● GIVEN INSTRUCTION 1: For the entries below, can you express as a JSON list of strings the section that runs from the first line through the line containing "- particle: [1274, 1094, 1280, 1100]", one string per line and no blank lines?

● EXTRACT TO READ:
Thomas’ consistent record of dismissing claims of prison brutality, most of them joined by Justice Antonin Scalia, shows that Yoo’s view of torture was not that of a rogue lawyer. Instead, it represents a strain of conservative thinking that looks back in history to define cruelty and torture, rather than toward what the court has called the “evolving standards of decency.”
Over two decades, Thomas and Scalia have repeatedly dissented when the court ruled for prisoners who alleged they were subjected to cruelty. They include an inmate who was handcuffed to a “hitching post” and forced to stand shirtless for seven hours in the hot summer sun of Alabama. Another involved an inmate from Louisiana who was repeatedly punched in the mouth by a guard.
According to Thomas, this harsh treatment did not qualify as cruel and unusual punishment. “Judges -- not jailers -- impose punishment,” he wrote.
The two justices explained that the word “punishment” as it was used in the English Bill of Rights in 1689 referred to judges imposing punishment for a crime. Prison guards do not impose “punishment” even if they mete out cruelty, they said.
Scalia raised eyebrows when he repeated this view on the CBS TV program “60 Minutes.” When asked about torture and cruelty toward prisoners, he discounted the possibility. “Has anyone ever referred to torture as punishment? I don’t think so,” Scalia said. “What’s he punishing you for? He’s trying to extract” information, he said.
Yoo took a similar approach in his 2002 memo. He said a CIA interrogator could not violate the law against using torture if his “specific intent” was to obtain information rather than to inflict pain.

● GIVEN INSTRUCTION 2: Can you write out the passage above on Justices Thomas and Scalia and the treatment of prisoners in full, word for word?

● MATERIAL:
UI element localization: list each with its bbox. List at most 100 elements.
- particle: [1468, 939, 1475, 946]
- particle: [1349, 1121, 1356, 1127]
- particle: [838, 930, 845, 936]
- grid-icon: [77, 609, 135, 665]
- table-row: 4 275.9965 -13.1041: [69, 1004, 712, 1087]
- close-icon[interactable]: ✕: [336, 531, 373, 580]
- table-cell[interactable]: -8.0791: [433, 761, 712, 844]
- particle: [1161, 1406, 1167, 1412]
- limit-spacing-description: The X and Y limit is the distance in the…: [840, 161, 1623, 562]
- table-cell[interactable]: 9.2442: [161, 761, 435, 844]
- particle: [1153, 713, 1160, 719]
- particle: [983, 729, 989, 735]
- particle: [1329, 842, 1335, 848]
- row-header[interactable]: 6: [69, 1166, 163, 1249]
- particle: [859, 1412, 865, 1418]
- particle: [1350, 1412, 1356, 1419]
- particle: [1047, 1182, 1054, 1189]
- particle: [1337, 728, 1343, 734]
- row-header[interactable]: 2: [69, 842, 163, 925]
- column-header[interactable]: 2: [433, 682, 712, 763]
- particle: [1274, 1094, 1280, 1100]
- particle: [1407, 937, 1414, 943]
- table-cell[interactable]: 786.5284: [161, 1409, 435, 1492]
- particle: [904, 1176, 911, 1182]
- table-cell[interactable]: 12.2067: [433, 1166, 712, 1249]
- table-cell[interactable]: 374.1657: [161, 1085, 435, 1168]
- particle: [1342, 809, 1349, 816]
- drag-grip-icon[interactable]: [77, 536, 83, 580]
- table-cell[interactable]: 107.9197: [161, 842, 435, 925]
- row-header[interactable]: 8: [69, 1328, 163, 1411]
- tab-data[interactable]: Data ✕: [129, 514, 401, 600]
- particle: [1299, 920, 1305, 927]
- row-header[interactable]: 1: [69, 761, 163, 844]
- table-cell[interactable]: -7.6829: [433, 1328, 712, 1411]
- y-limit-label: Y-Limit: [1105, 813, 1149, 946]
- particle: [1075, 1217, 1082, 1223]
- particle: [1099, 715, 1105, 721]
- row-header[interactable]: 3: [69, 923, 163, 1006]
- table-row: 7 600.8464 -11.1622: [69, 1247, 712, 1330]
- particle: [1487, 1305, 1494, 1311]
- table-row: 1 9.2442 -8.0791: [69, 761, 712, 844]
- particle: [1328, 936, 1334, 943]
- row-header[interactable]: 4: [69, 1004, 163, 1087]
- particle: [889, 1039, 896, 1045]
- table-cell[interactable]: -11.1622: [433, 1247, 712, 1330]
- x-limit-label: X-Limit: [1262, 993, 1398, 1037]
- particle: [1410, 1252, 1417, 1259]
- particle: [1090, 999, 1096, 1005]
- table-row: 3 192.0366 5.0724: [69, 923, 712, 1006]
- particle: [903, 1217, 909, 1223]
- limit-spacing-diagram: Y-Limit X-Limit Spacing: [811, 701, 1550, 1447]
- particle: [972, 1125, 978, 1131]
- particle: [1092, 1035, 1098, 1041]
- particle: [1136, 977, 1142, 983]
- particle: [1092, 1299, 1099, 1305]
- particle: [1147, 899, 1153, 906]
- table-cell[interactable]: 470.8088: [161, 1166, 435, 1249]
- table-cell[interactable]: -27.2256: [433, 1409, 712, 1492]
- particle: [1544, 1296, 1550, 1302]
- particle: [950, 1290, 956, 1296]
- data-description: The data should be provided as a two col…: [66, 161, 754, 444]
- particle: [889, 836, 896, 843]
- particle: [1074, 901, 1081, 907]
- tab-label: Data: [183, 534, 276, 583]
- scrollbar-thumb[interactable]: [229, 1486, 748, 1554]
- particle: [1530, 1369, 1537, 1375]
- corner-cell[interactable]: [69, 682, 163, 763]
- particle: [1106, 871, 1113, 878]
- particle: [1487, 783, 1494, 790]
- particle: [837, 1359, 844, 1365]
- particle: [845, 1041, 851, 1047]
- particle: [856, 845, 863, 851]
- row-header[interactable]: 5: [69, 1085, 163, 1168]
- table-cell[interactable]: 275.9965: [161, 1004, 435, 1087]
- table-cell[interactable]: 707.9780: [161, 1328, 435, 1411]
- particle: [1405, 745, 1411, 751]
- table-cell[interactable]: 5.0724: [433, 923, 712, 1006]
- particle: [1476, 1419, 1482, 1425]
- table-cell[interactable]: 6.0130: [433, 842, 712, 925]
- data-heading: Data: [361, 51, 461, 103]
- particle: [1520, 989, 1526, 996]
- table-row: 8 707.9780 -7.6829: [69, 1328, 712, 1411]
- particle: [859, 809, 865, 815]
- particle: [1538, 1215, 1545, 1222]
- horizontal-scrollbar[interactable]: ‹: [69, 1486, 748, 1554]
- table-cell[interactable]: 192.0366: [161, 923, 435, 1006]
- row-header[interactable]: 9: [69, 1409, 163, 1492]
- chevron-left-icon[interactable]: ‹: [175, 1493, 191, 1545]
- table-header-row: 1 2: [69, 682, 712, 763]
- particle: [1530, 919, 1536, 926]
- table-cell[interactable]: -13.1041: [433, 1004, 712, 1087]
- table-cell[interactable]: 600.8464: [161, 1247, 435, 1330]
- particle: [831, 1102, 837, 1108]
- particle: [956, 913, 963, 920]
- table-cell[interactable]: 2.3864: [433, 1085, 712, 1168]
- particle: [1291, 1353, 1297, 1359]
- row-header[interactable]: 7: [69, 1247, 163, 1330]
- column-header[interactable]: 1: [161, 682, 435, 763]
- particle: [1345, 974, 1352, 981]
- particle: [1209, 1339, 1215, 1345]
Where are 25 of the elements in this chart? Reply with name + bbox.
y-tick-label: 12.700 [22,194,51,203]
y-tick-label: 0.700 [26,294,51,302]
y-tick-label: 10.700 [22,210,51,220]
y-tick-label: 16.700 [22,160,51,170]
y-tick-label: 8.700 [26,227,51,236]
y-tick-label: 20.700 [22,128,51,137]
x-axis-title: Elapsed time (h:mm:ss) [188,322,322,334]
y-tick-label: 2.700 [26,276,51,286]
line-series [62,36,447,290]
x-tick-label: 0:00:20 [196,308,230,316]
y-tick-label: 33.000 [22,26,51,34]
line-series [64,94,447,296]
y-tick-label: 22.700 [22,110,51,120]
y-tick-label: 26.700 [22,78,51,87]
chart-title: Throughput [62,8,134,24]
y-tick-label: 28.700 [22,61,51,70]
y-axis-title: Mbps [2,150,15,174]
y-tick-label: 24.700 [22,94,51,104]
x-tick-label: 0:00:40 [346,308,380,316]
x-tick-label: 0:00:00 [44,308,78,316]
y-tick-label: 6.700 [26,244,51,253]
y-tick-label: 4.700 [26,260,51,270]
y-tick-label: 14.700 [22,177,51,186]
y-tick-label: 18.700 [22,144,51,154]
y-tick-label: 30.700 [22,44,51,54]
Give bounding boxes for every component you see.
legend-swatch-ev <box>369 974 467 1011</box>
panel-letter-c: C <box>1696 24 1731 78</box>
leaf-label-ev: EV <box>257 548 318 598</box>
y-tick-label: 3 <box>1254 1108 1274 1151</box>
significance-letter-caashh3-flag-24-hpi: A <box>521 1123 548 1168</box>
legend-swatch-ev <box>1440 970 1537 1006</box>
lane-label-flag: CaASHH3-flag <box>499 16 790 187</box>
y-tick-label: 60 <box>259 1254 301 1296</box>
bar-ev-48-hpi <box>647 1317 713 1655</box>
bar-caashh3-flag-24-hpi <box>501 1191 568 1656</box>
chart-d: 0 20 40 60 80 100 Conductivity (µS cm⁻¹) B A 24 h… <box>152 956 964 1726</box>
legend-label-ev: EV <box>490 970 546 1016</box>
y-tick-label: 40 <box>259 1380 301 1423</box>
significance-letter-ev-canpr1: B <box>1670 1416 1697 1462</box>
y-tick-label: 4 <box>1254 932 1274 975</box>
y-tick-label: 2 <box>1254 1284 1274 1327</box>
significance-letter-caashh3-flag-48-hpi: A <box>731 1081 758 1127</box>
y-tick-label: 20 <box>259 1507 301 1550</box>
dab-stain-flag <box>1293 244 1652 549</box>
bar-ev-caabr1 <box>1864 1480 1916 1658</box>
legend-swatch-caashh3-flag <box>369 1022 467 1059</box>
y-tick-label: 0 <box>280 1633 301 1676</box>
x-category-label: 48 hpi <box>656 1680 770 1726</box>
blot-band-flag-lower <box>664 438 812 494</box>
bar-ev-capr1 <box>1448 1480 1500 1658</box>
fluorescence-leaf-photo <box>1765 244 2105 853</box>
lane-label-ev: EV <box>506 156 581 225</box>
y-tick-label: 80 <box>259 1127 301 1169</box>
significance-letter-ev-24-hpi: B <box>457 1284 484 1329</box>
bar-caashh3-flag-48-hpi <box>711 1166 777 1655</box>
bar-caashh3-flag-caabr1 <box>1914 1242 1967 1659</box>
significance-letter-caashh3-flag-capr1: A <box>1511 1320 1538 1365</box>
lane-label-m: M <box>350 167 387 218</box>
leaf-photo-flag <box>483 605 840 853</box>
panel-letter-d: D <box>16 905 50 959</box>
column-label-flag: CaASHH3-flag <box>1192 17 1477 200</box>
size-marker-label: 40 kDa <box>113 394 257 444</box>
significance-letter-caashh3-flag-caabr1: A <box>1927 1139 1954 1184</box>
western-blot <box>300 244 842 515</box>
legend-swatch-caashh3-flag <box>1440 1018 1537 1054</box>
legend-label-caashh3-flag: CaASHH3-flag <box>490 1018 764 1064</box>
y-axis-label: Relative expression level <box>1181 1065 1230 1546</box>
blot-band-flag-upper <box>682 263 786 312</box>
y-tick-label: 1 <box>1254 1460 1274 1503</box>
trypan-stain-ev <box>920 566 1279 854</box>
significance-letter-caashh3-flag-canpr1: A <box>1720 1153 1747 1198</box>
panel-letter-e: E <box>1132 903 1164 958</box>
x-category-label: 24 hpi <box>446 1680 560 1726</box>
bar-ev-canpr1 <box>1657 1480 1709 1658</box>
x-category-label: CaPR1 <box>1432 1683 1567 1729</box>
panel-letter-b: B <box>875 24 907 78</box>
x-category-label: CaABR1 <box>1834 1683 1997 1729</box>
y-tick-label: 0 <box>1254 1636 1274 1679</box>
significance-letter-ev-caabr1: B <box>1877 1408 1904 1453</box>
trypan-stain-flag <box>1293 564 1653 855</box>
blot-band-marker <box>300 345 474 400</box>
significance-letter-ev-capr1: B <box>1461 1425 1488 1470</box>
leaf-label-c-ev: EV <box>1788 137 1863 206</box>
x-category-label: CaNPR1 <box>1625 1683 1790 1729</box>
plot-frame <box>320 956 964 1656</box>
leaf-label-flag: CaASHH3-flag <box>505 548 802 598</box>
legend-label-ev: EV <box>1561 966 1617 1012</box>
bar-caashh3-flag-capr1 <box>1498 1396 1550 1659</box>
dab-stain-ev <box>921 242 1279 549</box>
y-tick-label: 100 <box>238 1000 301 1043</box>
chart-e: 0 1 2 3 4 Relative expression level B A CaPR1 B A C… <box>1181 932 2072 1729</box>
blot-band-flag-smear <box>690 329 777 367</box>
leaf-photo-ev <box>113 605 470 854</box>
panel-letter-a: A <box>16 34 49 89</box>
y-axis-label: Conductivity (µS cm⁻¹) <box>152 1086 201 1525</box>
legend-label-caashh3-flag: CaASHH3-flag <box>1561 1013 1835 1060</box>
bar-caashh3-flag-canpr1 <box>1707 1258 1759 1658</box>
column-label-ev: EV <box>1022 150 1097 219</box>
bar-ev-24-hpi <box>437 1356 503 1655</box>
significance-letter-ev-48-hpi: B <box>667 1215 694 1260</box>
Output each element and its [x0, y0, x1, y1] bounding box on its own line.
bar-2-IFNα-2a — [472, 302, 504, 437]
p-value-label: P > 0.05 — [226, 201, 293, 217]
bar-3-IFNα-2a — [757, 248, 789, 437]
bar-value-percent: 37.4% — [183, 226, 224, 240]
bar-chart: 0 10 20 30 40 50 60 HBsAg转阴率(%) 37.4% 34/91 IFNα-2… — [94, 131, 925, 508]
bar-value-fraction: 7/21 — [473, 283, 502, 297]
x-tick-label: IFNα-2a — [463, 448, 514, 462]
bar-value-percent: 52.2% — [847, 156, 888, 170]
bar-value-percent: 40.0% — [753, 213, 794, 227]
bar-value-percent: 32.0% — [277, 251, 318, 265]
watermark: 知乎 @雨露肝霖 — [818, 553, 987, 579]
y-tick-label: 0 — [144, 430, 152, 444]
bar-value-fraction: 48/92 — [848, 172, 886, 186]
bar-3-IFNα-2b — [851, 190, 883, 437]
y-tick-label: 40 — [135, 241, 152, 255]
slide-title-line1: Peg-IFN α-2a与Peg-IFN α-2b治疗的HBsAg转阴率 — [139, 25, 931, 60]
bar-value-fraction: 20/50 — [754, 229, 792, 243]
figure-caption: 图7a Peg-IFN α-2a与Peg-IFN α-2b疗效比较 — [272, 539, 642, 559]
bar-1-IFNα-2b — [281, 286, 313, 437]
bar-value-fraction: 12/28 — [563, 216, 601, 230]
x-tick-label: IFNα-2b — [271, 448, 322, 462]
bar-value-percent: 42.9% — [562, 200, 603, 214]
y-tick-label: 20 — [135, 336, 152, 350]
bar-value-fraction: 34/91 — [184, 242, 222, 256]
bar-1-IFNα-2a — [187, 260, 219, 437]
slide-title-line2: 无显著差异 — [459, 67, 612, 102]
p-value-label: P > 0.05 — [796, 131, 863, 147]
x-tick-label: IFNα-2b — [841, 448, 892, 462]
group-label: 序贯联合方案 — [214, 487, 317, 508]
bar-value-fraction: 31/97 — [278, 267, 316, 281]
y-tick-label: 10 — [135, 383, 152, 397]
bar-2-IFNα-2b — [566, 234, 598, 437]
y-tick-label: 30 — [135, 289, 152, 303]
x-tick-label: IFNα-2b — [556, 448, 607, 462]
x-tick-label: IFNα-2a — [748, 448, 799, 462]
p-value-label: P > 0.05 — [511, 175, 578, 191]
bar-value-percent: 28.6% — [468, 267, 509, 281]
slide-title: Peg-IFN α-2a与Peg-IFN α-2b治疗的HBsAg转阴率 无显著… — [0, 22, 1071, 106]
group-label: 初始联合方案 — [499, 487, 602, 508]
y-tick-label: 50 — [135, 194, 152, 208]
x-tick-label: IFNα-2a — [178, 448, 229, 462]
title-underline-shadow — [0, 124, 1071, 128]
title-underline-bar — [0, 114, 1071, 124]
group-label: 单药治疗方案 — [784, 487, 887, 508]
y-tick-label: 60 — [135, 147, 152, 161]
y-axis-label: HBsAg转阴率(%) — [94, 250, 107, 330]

● WRITTEN SOLUTION 1:
[
  "UI element localization: list each with its bbox. List at most 100 elements.",
  "- particle: [1468, 939, 1475, 946]",
  "- particle: [1349, 1121, 1356, 1127]",
  "- particle: [838, 930, 845, 936]",
  "- grid-icon: [77, 609, 135, 665]",
  "- table-row: 4 275.9965 -13.1041: [69, 1004, 712, 1087]",
  "- close-icon[interactable]: ✕: [336, 531, 373, 580]",
  "- table-cell[interactable]: -8.0791: [433, 761, 712, 844]",
  "- particle: [1161, 1406, 1167, 1412]",
  "- limit-spacing-description: The X and Y limit is the distance in the…: [840, 161, 1623, 562]",
  "- table-cell[interactable]: 9.2442: [161, 761, 435, 844]",
  "- particle: [1153, 713, 1160, 719]",
  "- particle: [983, 729, 989, 735]",
  "- particle: [1329, 842, 1335, 848]",
  "- row-header[interactable]: 6: [69, 1166, 163, 1249]",
  "- particle: [859, 1412, 865, 1418]",
  "- particle: [1350, 1412, 1356, 1419]",
  "- particle: [1047, 1182, 1054, 1189]",
  "- particle: [1337, 728, 1343, 734]",
  "- row-header[interactable]: 2: [69, 842, 163, 925]",
  "- column-header[interactable]: 2: [433, 682, 712, 763]",
  "- particle: [1274, 1094, 1280, 1100]"
]

● WRITTEN SOLUTION 2:
Thomas’ consistent record of dismissing claims of prison brutality, most of them joined by Justice Antonin Scalia, shows that Yoo’s view of torture was not that of a rogue lawyer. Instead, it represents a strain of conservative thinking that looks back in history to define cruelty and torture, rather than toward what the court has called the “evolving standards of decency.”
Over two decades, Thomas and Scalia have repeatedly dissented when the court ruled for prisoners who alleged they were subjected to cruelty. They include an inmate who was handcuffed to a “hitching post” and forced to stand shirtless for seven hours in the hot summer sun of Alabama. Another involved an inmate from Louisiana who was repeatedly punched in the mouth by a guard.
According to Thomas, this harsh treatment did not qualify as cruel and unusual punishment. “Judges -- not jailers -- impose punishment,” he wrote.
The two justices explained that the word “punishment” as it was used in the English Bill of Rights in 1689 referred to judges imposing punishment for a crime. Prison guards do not impose “punishment” even if they mete out cruelty, they said.
Scalia raised eyebrows when he repeated this view on the CBS TV program “60 Minutes.” When asked about torture and cruelty toward prisoners, he discounted the possibility. “Has anyone ever referred to torture as punishment? I don’t think so,” Scalia said. “What’s he punishing you for? He’s trying to extract” information, he said.
Yoo took a similar approach in his 2002 memo. He said a CIA interrogator could not violate the law against using torture if his “specific intent” was to obtain information rather than to inflict pain.